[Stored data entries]

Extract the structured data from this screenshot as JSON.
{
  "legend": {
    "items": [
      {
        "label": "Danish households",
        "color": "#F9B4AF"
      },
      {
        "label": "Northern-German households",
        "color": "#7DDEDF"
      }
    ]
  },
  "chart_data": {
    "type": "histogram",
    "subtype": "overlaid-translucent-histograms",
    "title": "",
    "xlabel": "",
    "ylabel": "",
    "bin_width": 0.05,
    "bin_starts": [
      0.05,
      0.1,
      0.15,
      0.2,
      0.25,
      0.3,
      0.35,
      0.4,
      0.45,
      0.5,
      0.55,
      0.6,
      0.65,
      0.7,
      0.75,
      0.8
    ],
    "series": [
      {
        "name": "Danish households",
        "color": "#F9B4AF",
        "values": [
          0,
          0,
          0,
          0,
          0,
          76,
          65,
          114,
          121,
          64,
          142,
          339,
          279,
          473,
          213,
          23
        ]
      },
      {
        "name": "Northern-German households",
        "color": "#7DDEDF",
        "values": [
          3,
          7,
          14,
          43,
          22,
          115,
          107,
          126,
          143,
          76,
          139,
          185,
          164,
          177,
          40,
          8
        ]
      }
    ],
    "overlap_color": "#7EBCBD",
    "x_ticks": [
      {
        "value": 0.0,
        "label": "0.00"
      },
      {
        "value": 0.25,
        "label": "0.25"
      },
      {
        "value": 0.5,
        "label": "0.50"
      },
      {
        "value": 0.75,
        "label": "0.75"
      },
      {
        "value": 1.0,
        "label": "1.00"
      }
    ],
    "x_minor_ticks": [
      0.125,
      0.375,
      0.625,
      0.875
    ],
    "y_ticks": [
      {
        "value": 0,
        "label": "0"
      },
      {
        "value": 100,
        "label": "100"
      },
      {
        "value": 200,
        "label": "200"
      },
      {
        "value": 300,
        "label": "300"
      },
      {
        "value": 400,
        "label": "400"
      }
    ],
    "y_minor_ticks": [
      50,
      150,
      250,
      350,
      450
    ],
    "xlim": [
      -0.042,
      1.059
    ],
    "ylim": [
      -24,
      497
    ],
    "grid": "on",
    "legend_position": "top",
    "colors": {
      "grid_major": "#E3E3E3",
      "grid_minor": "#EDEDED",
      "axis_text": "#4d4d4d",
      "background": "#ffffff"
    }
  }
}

* _SHORT TASK_:
Output the data above exactly, please, line for line.

* _WRITTEN SOLUTION_:
Extract the structured data from this screenshot as JSON.
{
  "legend": {
    "items": [
      {
        "label": "Danish households",
        "color": "#F9B4AF"
      },
      {
        "label": "Northern-German households",
        "color": "#7DDEDF"
      }
    ]
  },
  "chart_data": {
    "type": "histogram",
    "subtype": "overlaid-translucent-histograms",
    "title": "",
    "xlabel": "",
    "ylabel": "",
    "bin_width": 0.05,
    "bin_starts": [
      0.05,
      0.1,
      0.15,
      0.2,
      0.25,
      0.3,
      0.35,
      0.4,
      0.45,
      0.5,
      0.55,
      0.6,
      0.65,
      0.7,
      0.75,
      0.8
    ],
    "series": [
      {
        "name": "Danish households",
        "color": "#F9B4AF",
        "values": [
          0,
          0,
          0,
          0,
          0,
          76,
          65,
          114,
          121,
          64,
          142,
          339,
          279,
          473,
          213,
          23
        ]
      },
      {
        "name": "Northern-German households",
        "color": "#7DDEDF",
        "values": [
          3,
          7,
          14,
          43,
          22,
          115,
          107,
          126,
          143,
          76,
          139,
          185,
          164,
          177,
          40,
          8
        ]
      }
    ],
    "overlap_color": "#7EBCBD",
    "x_ticks": [
      {
        "value": 0.0,
        "label": "0.00"
      },
      {
        "value": 0.25,
        "label": "0.25"
      },
      {
        "value": 0.5,
        "label": "0.50"
      },
      {
        "value": 0.75,
        "label": "0.75"
      },
      {
        "value": 1.0,
        "label": "1.00"
      }
    ],
    "x_minor_ticks": [
      0.125,
      0.375,
      0.625,
      0.875
    ],
    "y_ticks": [
      {
        "value": 0,
        "label": "0"
      },
      {
        "value": 100,
        "label": "100"
      },
      {
        "value": 200,
        "label": "200"
      },
      {
        "value": 300,
        "label": "300"
      },
      {
        "value": 400,
        "label": "400"
      }
    ],
    "y_minor_ticks": [
      50,
      150,
      250,
      350,
      450
    ],
    "xlim": [
      -0.042,
      1.059
    ],
    "ylim": [
      -24,
      497
    ],
    "grid": "on",
    "legend_position": "top",
    "colors": {
      "grid_major": "#E3E3E3",
      "grid_minor": "#EDEDED",
      "axis_text": "#4d4d4d",
      "background": "#ffffff"
    }
  }
}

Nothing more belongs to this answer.